> EXERCISE BRIEF: From the listing below, pull out the lines that hold "använt".
** Start SUPPLIED MATERIAL **
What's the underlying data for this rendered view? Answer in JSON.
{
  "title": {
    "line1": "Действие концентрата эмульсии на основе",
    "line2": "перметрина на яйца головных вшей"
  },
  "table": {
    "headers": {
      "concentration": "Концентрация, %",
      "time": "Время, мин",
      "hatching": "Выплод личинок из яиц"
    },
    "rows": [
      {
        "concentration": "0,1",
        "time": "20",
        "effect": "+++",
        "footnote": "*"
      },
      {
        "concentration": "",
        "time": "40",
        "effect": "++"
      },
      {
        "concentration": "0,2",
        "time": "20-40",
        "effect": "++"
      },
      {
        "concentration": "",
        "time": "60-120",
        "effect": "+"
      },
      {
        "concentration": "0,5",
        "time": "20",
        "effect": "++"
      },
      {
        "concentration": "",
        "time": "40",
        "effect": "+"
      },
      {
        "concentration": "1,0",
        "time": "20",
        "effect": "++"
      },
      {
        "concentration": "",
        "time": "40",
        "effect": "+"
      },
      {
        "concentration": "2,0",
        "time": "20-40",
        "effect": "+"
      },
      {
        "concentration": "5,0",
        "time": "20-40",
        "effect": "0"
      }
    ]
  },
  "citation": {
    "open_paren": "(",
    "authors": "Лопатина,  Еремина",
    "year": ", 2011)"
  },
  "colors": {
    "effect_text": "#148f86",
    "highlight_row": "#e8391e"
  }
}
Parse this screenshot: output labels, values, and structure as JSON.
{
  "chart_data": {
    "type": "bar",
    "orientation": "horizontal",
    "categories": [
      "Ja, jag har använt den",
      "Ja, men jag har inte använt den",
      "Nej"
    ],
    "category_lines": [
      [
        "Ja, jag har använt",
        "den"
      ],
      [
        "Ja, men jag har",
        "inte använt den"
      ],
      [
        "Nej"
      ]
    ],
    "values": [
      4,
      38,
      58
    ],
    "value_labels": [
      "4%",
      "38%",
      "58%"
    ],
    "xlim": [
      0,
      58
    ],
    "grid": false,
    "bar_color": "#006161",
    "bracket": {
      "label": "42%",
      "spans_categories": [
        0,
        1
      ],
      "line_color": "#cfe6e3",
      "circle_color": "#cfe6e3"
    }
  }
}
** End SUPPLIED MATERIAL **
> SOLUTION FOR THIS TASK:
      "Ja, jag har använt den",
      "Ja, men jag har inte använt den",
        "Ja, jag har använt",
        "inte använt den"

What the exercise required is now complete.